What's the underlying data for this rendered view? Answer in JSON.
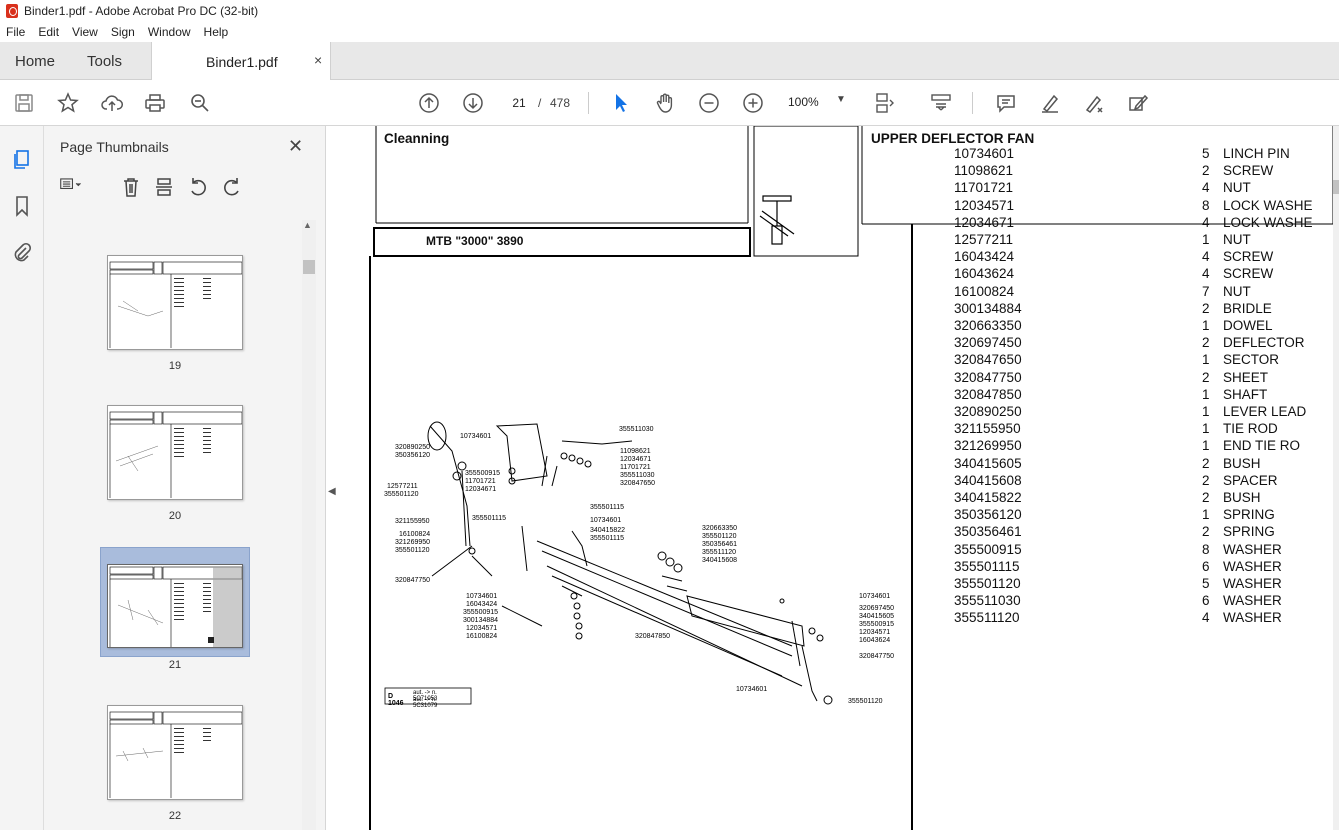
{
  "window": {
    "title": "Binder1.pdf - Adobe Acrobat Pro DC (32-bit)"
  },
  "menu": [
    "File",
    "Edit",
    "View",
    "Sign",
    "Window",
    "Help"
  ],
  "tabs": {
    "home": "Home",
    "tools": "Tools",
    "document": "Binder1.pdf",
    "close": "×"
  },
  "toolbar": {
    "current_page": "21",
    "page_separator": "/",
    "total_pages": "478",
    "zoom": "100%"
  },
  "panel": {
    "title": "Page Thumbnails",
    "close": "✕",
    "thumbnails": [
      {
        "label": "19",
        "selected": false
      },
      {
        "label": "20",
        "selected": false
      },
      {
        "label": "21",
        "selected": true
      },
      {
        "label": "22",
        "selected": false
      }
    ]
  },
  "page": {
    "section": "Cleanning",
    "model": "MTB \"3000\" 3890",
    "group_title": "UPPER DEFLECTOR FAN",
    "diagram_code": "D 1046",
    "diagram_notes": [
      "aut. -> n. 5C71053",
      "aut. -> n. 5C31079"
    ],
    "diagram_labels": {
      "a": "10734601",
      "b": "320890250",
      "c": "350356120",
      "d": "355511030",
      "e": "11098621",
      "f": "12034671",
      "g": "11701721",
      "h": "355511030",
      "i": "320847650",
      "j": "355500915",
      "k": "11701721",
      "l": "12034671",
      "m": "12577211",
      "n": "355501120",
      "o": "321155950",
      "p": "355501115",
      "q": "355501115",
      "r": "10734601",
      "s": "340415822",
      "t": "355501115",
      "u": "16100824",
      "v": "321269950",
      "w": "355501120",
      "x": "320663350",
      "y": "355501120",
      "z": "350356461",
      "aa": "355511120",
      "ab": "340415608",
      "ac": "320847750",
      "ad": "10734601",
      "ae": "16043424",
      "af": "355500915",
      "ag": "300134884",
      "ah": "12034571",
      "ai": "16100824",
      "aj": "320847850",
      "ak": "10734601",
      "al": "320697450",
      "am": "340415605",
      "an": "355500915",
      "ao": "12034571",
      "ap": "16043624",
      "aq": "320847750",
      "ar": "10734601",
      "as": "355501120"
    },
    "parts": [
      {
        "code": "10734601",
        "qty": "5",
        "desc": "LINCH PIN"
      },
      {
        "code": "11098621",
        "qty": "2",
        "desc": "SCREW"
      },
      {
        "code": "11701721",
        "qty": "4",
        "desc": "NUT"
      },
      {
        "code": "12034571",
        "qty": "8",
        "desc": "LOCK WASHE"
      },
      {
        "code": "12034671",
        "qty": "4",
        "desc": "LOCK WASHE"
      },
      {
        "code": "12577211",
        "qty": "1",
        "desc": "NUT"
      },
      {
        "code": "16043424",
        "qty": "4",
        "desc": "SCREW"
      },
      {
        "code": "16043624",
        "qty": "4",
        "desc": "SCREW"
      },
      {
        "code": "16100824",
        "qty": "7",
        "desc": "NUT"
      },
      {
        "code": "300134884",
        "qty": "2",
        "desc": "BRIDLE"
      },
      {
        "code": "320663350",
        "qty": "1",
        "desc": "DOWEL"
      },
      {
        "code": "320697450",
        "qty": "2",
        "desc": "DEFLECTOR"
      },
      {
        "code": "320847650",
        "qty": "1",
        "desc": "SECTOR"
      },
      {
        "code": "320847750",
        "qty": "2",
        "desc": "SHEET"
      },
      {
        "code": "320847850",
        "qty": "1",
        "desc": "SHAFT"
      },
      {
        "code": "320890250",
        "qty": "1",
        "desc": "LEVER LEAD"
      },
      {
        "code": "321155950",
        "qty": "1",
        "desc": "TIE ROD"
      },
      {
        "code": "321269950",
        "qty": "1",
        "desc": "END TIE RO"
      },
      {
        "code": "340415605",
        "qty": "2",
        "desc": "BUSH"
      },
      {
        "code": "340415608",
        "qty": "2",
        "desc": "SPACER"
      },
      {
        "code": "340415822",
        "qty": "2",
        "desc": "BUSH"
      },
      {
        "code": "350356120",
        "qty": "1",
        "desc": "SPRING"
      },
      {
        "code": "350356461",
        "qty": "2",
        "desc": "SPRING"
      },
      {
        "code": "355500915",
        "qty": "8",
        "desc": "WASHER"
      },
      {
        "code": "355501115",
        "qty": "6",
        "desc": "WASHER"
      },
      {
        "code": "355501120",
        "qty": "5",
        "desc": "WASHER"
      },
      {
        "code": "355511030",
        "qty": "6",
        "desc": "WASHER"
      },
      {
        "code": "355511120",
        "qty": "4",
        "desc": "WASHER"
      }
    ]
  },
  "colors": {
    "accent": "#1473e6",
    "pdf_red": "#d9301c",
    "selected_thumb": "#a9bcdc"
  }
}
________________
### TASK PROMPT
Repeat each record exactly as shown above, dropping all images.

### SOLUTION
What's the underlying data for this rendered view? Answer in JSON.
{
  "window": {
    "title": "Binder1.pdf - Adobe Acrobat Pro DC (32-bit)"
  },
  "menu": [
    "File",
    "Edit",
    "View",
    "Sign",
    "Window",
    "Help"
  ],
  "tabs": {
    "home": "Home",
    "tools": "Tools",
    "document": "Binder1.pdf",
    "close": "×"
  },
  "toolbar": {
    "current_page": "21",
    "page_separator": "/",
    "total_pages": "478",
    "zoom": "100%"
  },
  "panel": {
    "title": "Page Thumbnails",
    "close": "✕",
    "thumbnails": [
      {
        "label": "19",
        "selected": false
      },
      {
        "label": "20",
        "selected": false
      },
      {
        "label": "21",
        "selected": true
      },
      {
        "label": "22",
        "selected": false
      }
    ]
  },
  "page": {
    "section": "Cleanning",
    "model": "MTB \"3000\" 3890",
    "group_title": "UPPER DEFLECTOR FAN",
    "diagram_code": "D 1046",
    "diagram_notes": [
      "aut. -> n. 5C71053",
      "aut. -> n. 5C31079"
    ],
    "diagram_labels": {
      "a": "10734601",
      "b": "320890250",
      "c": "350356120",
      "d": "355511030",
      "e": "11098621",
      "f": "12034671",
      "g": "11701721",
      "h": "355511030",
      "i": "320847650",
      "j": "355500915",
      "k": "11701721",
      "l": "12034671",
      "m": "12577211",
      "n": "355501120",
      "o": "321155950",
      "p": "355501115",
      "q": "355501115",
      "r": "10734601",
      "s": "340415822",
      "t": "355501115",
      "u": "16100824",
      "v": "321269950",
      "w": "355501120",
      "x": "320663350",
      "y": "355501120",
      "z": "350356461",
      "aa": "355511120",
      "ab": "340415608",
      "ac": "320847750",
      "ad": "10734601",
      "ae": "16043424",
      "af": "355500915",
      "ag": "300134884",
      "ah": "12034571",
      "ai": "16100824",
      "aj": "320847850",
      "ak": "10734601",
      "al": "320697450",
      "am": "340415605",
      "an": "355500915",
      "ao": "12034571",
      "ap": "16043624",
      "aq": "320847750",
      "ar": "10734601",
      "as": "355501120"
    },
    "parts": [
      {
        "code": "10734601",
        "qty": "5",
        "desc": "LINCH PIN"
      },
      {
        "code": "11098621",
        "qty": "2",
        "desc": "SCREW"
      },
      {
        "code": "11701721",
        "qty": "4",
        "desc": "NUT"
      },
      {
        "code": "12034571",
        "qty": "8",
        "desc": "LOCK WASHE"
      },
      {
        "code": "12034671",
        "qty": "4",
        "desc": "LOCK WASHE"
      },
      {
        "code": "12577211",
        "qty": "1",
        "desc": "NUT"
      },
      {
        "code": "16043424",
        "qty": "4",
        "desc": "SCREW"
      },
      {
        "code": "16043624",
        "qty": "4",
        "desc": "SCREW"
      },
      {
        "code": "16100824",
        "qty": "7",
        "desc": "NUT"
      },
      {
        "code": "300134884",
        "qty": "2",
        "desc": "BRIDLE"
      },
      {
        "code": "320663350",
        "qty": "1",
        "desc": "DOWEL"
      },
      {
        "code": "320697450",
        "qty": "2",
        "desc": "DEFLECTOR"
      },
      {
        "code": "320847650",
        "qty": "1",
        "desc": "SECTOR"
      },
      {
        "code": "320847750",
        "qty": "2",
        "desc": "SHEET"
      },
      {
        "code": "320847850",
        "qty": "1",
        "desc": "SHAFT"
      },
      {
        "code": "320890250",
        "qty": "1",
        "desc": "LEVER LEAD"
      },
      {
        "code": "321155950",
        "qty": "1",
        "desc": "TIE ROD"
      },
      {
        "code": "321269950",
        "qty": "1",
        "desc": "END TIE RO"
      },
      {
        "code": "340415605",
        "qty": "2",
        "desc": "BUSH"
      },
      {
        "code": "340415608",
        "qty": "2",
        "desc": "SPACER"
      },
      {
        "code": "340415822",
        "qty": "2",
        "desc": "BUSH"
      },
      {
        "code": "350356120",
        "qty": "1",
        "desc": "SPRING"
      },
      {
        "code": "350356461",
        "qty": "2",
        "desc": "SPRING"
      },
      {
        "code": "355500915",
        "qty": "8",
        "desc": "WASHER"
      },
      {
        "code": "355501115",
        "qty": "6",
        "desc": "WASHER"
      },
      {
        "code": "355501120",
        "qty": "5",
        "desc": "WASHER"
      },
      {
        "code": "355511030",
        "qty": "6",
        "desc": "WASHER"
      },
      {
        "code": "355511120",
        "qty": "4",
        "desc": "WASHER"
      }
    ]
  },
  "colors": {
    "accent": "#1473e6",
    "pdf_red": "#d9301c",
    "selected_thumb": "#a9bcdc"
  }
}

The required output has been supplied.